CHALLENGES –
a) Answer these questions from the news report below on the Ashura attacks:
(i) What post does General John Abizaid hold?
(ii) What range of figures is given for the death toll?
(iii) How many previous attacks does al-Zarqawi claim to have organized or helped carry out?
b) Pick up the news report below on the Ashura attacks where it stops and keep writing it.

DOCUMENT SEGMENT –
Prague, 4 March 2004 (RFE/RL) -- U.S. officials say they are increasingly convinced that the man responsible for the Ashura attacks in Baghdad and Karbala is Jordanian extremist Abu Mus'ab al-Zarqawi.
General John Abizaid, the head of the U.S. Central Command and the top commander for Iraq, said yesterday in Washington that "we have intelligence" linking al-Zarqawi to the 2 March attacks. The death toll from the attacks remains unclear, with figures ranging from 117 to 271.
"We have intelligence that ties Zarqawi to this attack. We also have intelligence that shows that there is some linkage between Zarqawi and the former regime elements, specifically the Iraqi intelligence service, and we are concerned to see a terrorist group come into close coordination with former Iraqi intelligence-service people," Abizaid said.
Abizaid did not detail the evidence against al-Zarqawi. But other senior U.S. military figures in Iraq have said the bombings fit the pattern of 25 previous attacks that al-Zarqawi claims to have organized or helped carry out since the United States toppled Saddam Hussein in April.
U.S. military spokesman Brigadier General Mark Kimmitt, speaking in Baghdad yesterday, described the evidence against al-Zarqawi: "We certainly have solid evidence linking him to previous attacks in this country. The 25 attacks that he talks about, there is certainly a body of evidence that points to Zarqawi being the perpetrator of those crimes. As regards [3 March] in both Karbala and Baghdad, we are developing that body of evidence right now."

DATA EXCERPTS –
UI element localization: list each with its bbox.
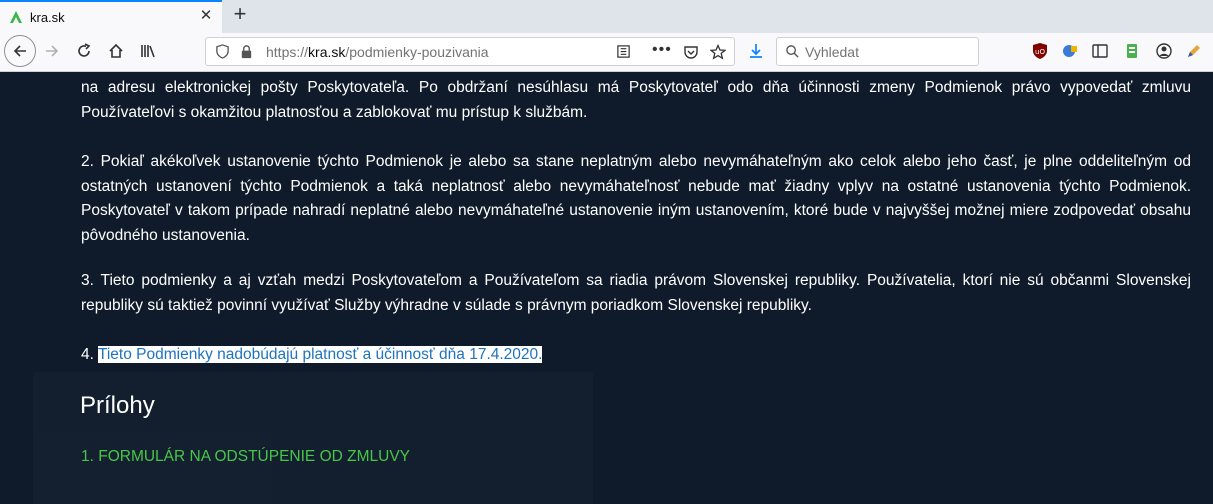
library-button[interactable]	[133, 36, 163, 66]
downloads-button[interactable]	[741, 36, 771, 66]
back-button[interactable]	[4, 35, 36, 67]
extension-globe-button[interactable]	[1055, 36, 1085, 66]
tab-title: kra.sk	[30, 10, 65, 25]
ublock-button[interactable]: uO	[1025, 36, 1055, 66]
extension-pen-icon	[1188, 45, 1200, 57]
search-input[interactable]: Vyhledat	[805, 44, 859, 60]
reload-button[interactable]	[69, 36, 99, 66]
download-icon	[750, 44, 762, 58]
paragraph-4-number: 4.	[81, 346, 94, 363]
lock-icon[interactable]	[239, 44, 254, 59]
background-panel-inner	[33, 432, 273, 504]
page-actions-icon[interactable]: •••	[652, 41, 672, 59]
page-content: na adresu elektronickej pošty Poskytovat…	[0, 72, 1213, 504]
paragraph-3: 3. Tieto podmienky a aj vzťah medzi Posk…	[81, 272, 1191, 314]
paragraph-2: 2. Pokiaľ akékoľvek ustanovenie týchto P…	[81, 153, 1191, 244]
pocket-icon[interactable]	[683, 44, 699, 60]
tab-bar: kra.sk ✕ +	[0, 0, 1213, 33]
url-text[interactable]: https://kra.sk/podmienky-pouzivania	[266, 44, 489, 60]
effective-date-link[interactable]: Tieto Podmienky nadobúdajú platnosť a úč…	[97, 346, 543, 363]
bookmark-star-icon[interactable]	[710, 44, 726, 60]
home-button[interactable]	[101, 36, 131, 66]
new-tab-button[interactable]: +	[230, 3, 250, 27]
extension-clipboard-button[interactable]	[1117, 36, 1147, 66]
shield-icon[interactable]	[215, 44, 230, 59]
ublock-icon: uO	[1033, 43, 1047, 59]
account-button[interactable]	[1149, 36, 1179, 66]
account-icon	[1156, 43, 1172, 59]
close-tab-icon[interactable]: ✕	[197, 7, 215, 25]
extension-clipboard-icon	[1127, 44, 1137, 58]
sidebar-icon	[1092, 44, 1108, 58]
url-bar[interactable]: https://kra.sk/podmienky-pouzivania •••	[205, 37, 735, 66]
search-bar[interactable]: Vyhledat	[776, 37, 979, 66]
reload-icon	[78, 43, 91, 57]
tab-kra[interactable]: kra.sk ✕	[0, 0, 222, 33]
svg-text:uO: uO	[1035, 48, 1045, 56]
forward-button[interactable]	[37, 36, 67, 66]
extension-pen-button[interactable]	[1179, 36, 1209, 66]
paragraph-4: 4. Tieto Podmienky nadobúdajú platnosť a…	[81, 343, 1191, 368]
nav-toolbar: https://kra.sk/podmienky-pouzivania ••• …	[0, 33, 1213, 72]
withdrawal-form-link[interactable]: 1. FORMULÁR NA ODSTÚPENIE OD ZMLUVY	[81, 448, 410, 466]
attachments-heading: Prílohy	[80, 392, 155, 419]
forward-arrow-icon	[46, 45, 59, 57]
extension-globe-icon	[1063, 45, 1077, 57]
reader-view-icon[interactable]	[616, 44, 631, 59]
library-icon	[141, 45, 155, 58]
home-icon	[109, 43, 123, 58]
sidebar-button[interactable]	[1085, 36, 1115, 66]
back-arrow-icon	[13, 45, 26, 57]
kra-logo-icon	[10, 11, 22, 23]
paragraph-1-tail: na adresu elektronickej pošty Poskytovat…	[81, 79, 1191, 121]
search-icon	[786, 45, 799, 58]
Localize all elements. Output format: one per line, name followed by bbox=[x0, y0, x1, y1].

--

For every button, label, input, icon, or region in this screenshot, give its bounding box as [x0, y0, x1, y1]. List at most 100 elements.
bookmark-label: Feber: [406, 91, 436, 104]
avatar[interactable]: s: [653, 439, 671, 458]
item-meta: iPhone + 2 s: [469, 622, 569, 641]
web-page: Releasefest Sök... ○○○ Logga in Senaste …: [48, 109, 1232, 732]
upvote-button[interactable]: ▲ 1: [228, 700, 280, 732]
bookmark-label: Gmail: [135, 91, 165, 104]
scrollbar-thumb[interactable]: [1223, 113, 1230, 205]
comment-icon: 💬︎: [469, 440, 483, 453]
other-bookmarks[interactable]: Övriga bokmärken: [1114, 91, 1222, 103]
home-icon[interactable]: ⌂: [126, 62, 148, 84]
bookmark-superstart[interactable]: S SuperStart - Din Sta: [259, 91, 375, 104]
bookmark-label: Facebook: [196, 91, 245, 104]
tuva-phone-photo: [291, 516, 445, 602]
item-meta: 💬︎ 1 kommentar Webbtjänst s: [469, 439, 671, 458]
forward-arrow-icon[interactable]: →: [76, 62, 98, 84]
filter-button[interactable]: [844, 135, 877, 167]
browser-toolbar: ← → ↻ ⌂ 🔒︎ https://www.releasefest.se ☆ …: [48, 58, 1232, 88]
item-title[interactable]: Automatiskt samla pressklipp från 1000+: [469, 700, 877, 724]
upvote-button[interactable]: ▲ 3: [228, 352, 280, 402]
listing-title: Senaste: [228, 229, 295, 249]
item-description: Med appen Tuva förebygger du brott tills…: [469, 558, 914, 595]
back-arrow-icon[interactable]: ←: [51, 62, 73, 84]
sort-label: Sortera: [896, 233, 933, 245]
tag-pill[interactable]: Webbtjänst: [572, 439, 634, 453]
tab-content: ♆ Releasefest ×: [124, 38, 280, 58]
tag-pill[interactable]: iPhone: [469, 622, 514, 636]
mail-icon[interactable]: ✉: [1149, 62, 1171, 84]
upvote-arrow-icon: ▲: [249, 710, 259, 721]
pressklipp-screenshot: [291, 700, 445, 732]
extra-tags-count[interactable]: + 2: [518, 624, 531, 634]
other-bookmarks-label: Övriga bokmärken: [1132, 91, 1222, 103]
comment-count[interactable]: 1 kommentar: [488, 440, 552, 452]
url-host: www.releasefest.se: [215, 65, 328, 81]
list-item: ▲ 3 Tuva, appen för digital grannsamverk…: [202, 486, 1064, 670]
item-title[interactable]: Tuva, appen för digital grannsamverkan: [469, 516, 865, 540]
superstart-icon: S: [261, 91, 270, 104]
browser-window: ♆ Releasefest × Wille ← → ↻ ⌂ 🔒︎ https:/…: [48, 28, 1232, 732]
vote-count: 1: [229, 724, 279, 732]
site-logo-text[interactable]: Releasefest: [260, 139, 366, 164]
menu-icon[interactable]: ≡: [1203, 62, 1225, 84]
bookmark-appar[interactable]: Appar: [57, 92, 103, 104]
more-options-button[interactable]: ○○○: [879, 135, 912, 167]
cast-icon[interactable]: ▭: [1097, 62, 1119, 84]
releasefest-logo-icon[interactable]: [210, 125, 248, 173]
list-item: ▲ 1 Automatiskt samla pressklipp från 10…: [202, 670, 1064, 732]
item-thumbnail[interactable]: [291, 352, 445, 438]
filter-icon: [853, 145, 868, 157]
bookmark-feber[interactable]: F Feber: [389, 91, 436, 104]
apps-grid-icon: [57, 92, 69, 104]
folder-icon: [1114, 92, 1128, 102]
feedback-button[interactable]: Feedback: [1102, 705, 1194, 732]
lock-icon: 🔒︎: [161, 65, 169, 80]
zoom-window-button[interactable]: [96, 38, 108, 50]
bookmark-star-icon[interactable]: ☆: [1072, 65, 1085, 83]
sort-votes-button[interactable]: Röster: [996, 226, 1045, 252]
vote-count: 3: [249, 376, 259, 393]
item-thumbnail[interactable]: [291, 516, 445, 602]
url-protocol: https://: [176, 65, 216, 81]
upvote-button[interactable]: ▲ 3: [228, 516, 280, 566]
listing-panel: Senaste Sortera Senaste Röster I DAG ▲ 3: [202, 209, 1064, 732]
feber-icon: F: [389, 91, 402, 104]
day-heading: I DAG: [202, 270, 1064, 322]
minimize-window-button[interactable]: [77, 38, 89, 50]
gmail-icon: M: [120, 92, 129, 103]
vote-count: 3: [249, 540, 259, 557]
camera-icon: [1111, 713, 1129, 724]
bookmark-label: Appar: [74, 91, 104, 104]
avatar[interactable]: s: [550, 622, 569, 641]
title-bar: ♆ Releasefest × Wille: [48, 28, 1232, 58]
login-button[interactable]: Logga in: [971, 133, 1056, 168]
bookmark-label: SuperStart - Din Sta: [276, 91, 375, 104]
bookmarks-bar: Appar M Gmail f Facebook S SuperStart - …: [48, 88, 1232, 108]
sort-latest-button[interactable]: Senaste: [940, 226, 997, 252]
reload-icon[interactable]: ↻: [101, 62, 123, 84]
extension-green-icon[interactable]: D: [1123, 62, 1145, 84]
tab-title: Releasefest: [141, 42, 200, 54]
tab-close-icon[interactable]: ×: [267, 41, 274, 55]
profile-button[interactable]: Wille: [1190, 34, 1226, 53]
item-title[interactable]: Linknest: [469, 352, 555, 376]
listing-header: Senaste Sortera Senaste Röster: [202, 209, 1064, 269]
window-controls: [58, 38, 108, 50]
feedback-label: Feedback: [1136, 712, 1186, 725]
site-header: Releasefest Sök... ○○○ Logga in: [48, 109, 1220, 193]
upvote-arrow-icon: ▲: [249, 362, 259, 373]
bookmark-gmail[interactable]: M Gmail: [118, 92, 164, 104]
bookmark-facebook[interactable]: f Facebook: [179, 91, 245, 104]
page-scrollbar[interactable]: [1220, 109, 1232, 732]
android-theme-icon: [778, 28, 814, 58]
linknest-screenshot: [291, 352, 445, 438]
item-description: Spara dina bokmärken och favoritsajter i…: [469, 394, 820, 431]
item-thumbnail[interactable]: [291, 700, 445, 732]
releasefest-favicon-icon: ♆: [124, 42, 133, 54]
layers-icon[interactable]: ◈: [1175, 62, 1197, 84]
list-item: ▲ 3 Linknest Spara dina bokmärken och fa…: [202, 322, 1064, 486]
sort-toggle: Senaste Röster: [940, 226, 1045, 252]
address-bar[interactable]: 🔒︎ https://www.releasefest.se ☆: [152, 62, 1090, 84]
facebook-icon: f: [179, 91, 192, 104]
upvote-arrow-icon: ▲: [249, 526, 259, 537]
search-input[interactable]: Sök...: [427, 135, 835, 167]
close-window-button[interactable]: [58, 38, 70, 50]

* * *

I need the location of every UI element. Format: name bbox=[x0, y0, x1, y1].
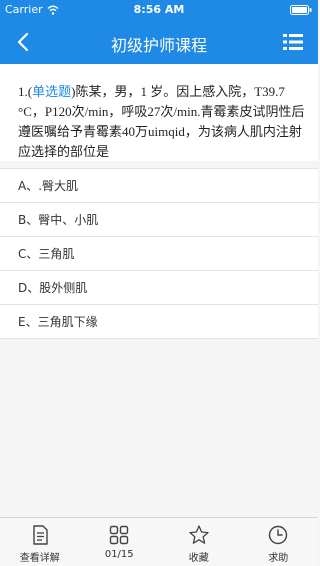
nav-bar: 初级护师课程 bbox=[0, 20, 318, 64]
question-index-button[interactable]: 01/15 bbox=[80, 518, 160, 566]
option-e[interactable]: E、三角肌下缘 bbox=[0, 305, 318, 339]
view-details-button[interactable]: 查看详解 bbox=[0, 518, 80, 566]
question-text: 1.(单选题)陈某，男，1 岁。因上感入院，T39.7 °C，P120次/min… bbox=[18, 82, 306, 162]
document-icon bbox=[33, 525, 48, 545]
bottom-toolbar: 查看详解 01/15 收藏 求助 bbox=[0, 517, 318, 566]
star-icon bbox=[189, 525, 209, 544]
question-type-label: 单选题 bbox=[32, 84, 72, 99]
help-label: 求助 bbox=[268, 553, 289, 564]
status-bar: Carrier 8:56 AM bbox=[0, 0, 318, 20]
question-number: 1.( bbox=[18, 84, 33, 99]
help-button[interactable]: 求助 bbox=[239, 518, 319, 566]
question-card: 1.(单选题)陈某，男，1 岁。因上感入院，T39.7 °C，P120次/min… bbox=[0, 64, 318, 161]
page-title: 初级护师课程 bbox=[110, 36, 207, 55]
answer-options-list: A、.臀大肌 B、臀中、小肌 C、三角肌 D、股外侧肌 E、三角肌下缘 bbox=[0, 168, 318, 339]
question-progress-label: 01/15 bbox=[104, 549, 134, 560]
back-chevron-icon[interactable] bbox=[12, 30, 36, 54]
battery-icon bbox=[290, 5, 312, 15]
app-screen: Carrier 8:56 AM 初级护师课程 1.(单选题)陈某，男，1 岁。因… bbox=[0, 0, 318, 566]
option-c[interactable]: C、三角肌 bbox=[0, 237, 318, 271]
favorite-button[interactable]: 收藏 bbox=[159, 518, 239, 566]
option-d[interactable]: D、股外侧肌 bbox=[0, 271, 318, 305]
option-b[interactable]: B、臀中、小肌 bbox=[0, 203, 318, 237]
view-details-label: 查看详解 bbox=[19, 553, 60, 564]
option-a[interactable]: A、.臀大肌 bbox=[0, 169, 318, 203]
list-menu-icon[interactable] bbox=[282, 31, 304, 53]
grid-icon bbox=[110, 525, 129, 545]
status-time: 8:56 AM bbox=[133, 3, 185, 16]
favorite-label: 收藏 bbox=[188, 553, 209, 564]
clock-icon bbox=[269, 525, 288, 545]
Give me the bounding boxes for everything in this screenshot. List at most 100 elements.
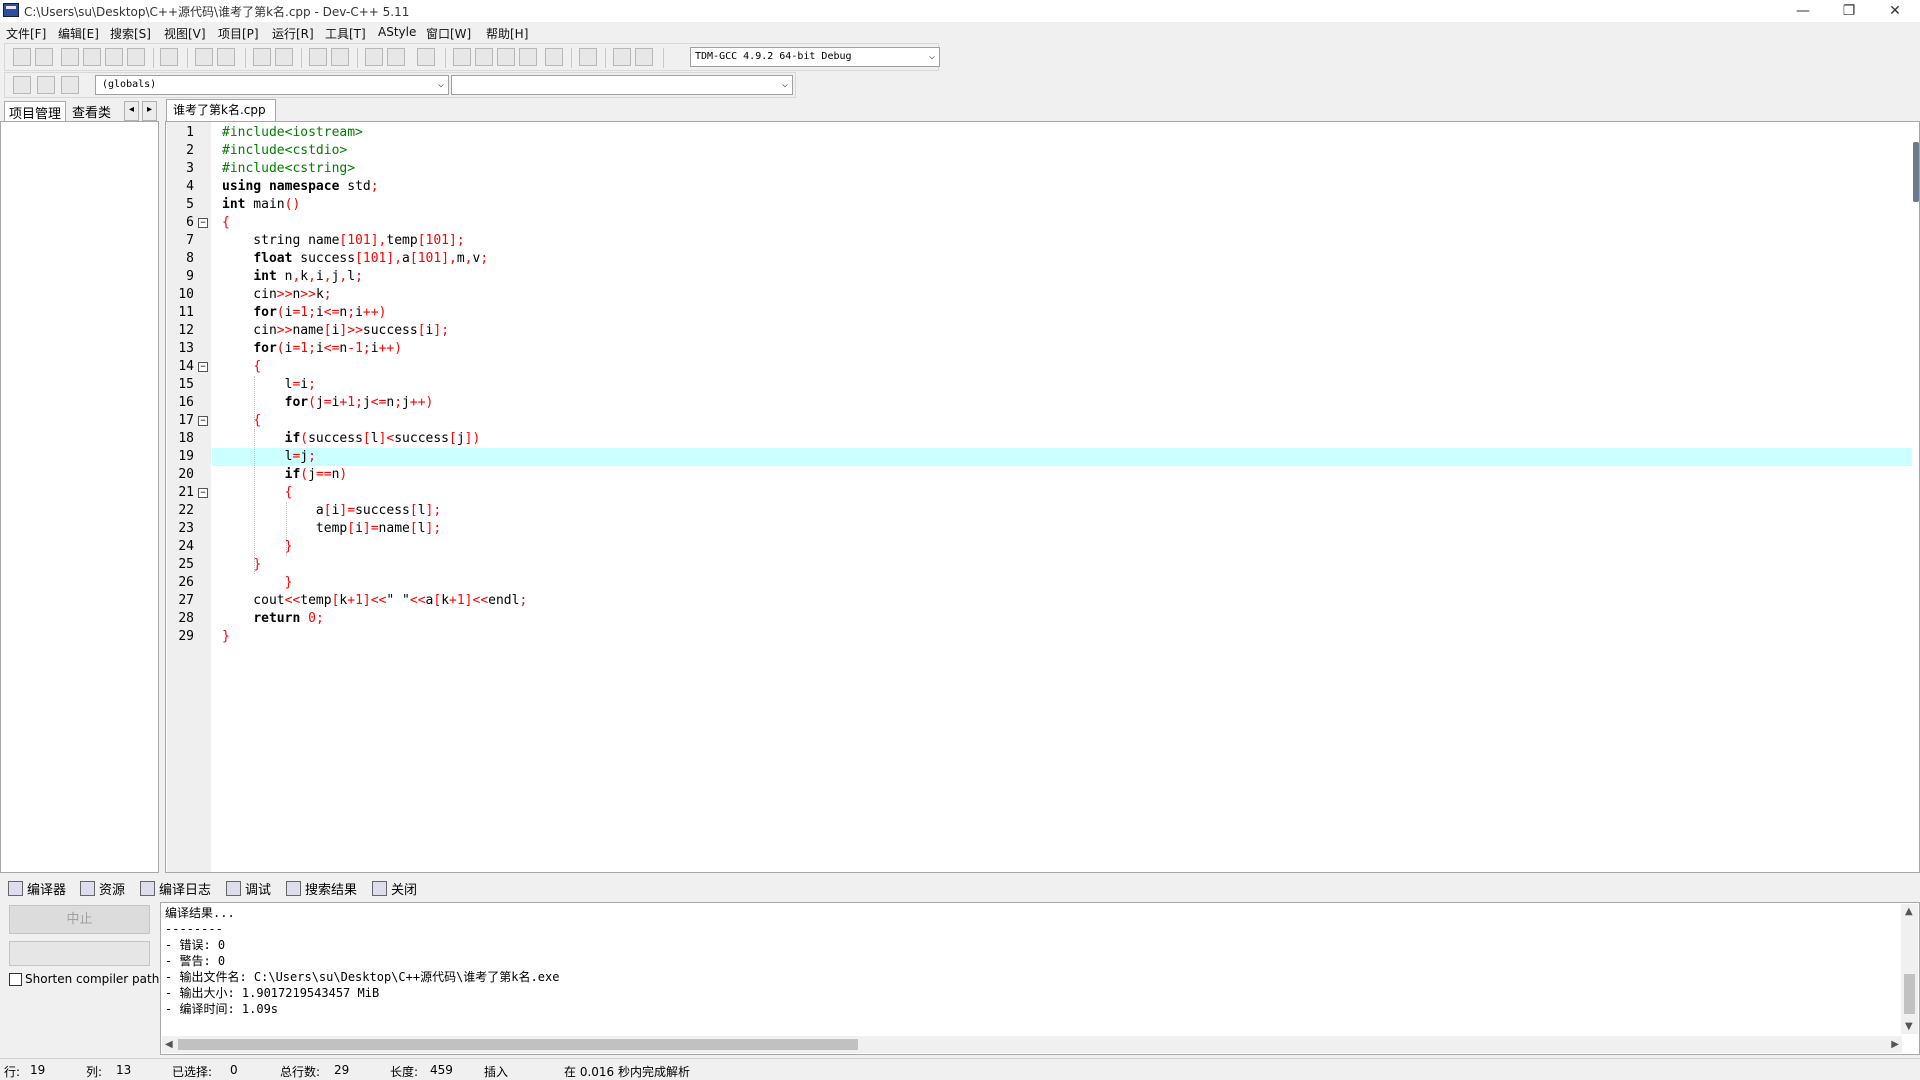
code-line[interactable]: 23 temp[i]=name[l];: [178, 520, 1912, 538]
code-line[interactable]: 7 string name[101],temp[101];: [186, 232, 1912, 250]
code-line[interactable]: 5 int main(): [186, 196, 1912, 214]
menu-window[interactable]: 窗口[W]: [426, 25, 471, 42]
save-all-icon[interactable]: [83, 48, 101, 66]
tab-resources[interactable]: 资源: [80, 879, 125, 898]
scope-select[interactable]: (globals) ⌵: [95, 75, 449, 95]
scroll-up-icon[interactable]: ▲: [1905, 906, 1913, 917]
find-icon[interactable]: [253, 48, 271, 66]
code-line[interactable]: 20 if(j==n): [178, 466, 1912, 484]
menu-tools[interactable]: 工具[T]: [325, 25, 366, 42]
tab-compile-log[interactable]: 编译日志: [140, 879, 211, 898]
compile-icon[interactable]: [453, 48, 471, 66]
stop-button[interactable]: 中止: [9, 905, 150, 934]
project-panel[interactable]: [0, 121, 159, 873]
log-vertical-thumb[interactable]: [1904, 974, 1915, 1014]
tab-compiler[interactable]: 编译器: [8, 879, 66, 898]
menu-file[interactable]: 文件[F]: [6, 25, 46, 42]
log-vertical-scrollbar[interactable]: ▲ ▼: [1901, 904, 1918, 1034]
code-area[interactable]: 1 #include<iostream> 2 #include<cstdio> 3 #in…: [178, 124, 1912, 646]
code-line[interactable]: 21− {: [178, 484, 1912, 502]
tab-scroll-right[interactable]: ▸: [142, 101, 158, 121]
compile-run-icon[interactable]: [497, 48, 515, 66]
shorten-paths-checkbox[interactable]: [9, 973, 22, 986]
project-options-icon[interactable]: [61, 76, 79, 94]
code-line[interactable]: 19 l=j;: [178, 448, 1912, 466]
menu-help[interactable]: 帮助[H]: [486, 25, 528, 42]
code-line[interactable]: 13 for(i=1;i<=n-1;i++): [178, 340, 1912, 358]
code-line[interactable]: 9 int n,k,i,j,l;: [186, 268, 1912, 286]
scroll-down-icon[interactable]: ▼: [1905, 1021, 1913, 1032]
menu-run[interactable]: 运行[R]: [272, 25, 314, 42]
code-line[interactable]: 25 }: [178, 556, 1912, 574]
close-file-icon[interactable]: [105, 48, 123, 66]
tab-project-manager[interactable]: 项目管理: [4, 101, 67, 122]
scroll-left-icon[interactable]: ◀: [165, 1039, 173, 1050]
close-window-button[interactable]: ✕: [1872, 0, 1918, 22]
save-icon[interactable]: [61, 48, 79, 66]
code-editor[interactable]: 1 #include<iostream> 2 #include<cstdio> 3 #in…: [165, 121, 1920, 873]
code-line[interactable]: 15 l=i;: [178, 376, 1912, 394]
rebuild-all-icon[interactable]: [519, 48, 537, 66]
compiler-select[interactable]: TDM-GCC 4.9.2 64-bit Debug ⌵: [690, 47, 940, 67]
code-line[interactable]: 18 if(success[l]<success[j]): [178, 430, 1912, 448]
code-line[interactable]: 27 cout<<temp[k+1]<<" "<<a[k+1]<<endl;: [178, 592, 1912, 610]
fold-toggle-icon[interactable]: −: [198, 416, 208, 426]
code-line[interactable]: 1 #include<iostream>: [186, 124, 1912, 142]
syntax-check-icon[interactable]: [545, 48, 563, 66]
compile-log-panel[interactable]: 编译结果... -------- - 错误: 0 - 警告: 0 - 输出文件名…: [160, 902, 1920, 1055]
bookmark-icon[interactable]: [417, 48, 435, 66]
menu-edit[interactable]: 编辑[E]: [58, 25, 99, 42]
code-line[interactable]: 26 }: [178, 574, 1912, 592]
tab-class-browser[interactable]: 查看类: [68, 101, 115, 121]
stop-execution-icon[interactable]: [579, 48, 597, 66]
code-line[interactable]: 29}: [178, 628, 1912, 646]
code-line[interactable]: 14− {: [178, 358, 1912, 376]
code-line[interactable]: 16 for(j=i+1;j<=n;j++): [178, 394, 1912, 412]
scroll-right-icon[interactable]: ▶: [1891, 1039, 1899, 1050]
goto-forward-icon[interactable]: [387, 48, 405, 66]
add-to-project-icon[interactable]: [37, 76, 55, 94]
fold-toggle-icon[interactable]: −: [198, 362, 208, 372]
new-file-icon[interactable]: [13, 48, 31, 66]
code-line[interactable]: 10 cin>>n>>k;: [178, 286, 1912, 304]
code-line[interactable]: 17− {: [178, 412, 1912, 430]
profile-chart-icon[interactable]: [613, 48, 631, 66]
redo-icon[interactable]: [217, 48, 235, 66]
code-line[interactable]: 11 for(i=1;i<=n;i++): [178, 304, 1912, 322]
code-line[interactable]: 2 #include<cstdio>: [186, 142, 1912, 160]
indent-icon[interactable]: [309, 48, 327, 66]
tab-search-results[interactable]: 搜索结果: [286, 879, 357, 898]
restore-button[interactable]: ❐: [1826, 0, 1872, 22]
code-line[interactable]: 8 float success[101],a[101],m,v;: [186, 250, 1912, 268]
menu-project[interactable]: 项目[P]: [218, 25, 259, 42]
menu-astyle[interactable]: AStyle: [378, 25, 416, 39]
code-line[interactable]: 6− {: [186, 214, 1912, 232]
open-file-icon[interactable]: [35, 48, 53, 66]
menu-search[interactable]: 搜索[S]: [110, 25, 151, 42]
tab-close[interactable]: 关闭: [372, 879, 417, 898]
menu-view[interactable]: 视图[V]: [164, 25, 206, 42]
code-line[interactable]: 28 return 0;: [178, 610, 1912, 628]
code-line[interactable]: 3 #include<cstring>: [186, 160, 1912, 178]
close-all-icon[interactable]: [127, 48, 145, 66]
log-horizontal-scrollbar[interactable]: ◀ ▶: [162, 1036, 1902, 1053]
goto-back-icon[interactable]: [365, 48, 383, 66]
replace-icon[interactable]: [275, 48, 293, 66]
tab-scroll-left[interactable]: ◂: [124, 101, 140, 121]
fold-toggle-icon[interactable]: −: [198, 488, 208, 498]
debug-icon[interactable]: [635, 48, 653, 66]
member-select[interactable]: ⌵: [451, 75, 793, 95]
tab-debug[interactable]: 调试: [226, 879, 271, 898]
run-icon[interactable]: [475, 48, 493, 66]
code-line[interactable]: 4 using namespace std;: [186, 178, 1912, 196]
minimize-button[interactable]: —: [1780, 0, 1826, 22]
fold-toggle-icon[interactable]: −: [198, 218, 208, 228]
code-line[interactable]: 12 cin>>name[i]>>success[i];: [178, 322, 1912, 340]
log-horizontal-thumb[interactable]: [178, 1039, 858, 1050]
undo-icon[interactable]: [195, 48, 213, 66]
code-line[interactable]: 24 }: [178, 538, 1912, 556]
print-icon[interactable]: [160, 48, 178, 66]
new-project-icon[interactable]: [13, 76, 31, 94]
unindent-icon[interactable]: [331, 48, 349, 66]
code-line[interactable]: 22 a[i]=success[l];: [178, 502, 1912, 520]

THE RESULTS –
a)
(i) Head of the U.S. Central Command and top commander for Iraq
(ii) From 117 to 271
(iii) 25

b)
Al-Zarqawi made his claims of launching or helping to organize 25 previous attacks in a letter intercepted by U.S. forces in January. The letter, which Washington believes was written by al-Zarqawi, was addressed to Al-Qaeda leaders in Afghanistan and asked for their support in organizing further operations. U.S. officials say the letter spoke of directing attacks against Iraq's Shi'a community in an effort to provoke a sectarian conflict in the country that might help drive out the U.S.-led coalition.
Kimmitt has previously said the Ashura attacks -- which included the use of suicide bombers, hidden bombs, and mortars -- followed al-Zarqawi's pattern of favoring "spectacular" and "symbolic" actions that feature suicide bombers sacrificing themselves to attack the enemy.
Speaking to the press just hours after the bombings, Kimmitt said, "One of the chief suspects in this would be Zarqawi just [judging] by the methods that have been used in the past, just by the techniques that have been used in the past -- by the axiom of suicidal, spectacular, symbolic [attacks] -- all those would point to some sort of transnational organization, probably had some local assistance, but very, very indicative of the modus that we have seen in some of the other suicide attacks, as well."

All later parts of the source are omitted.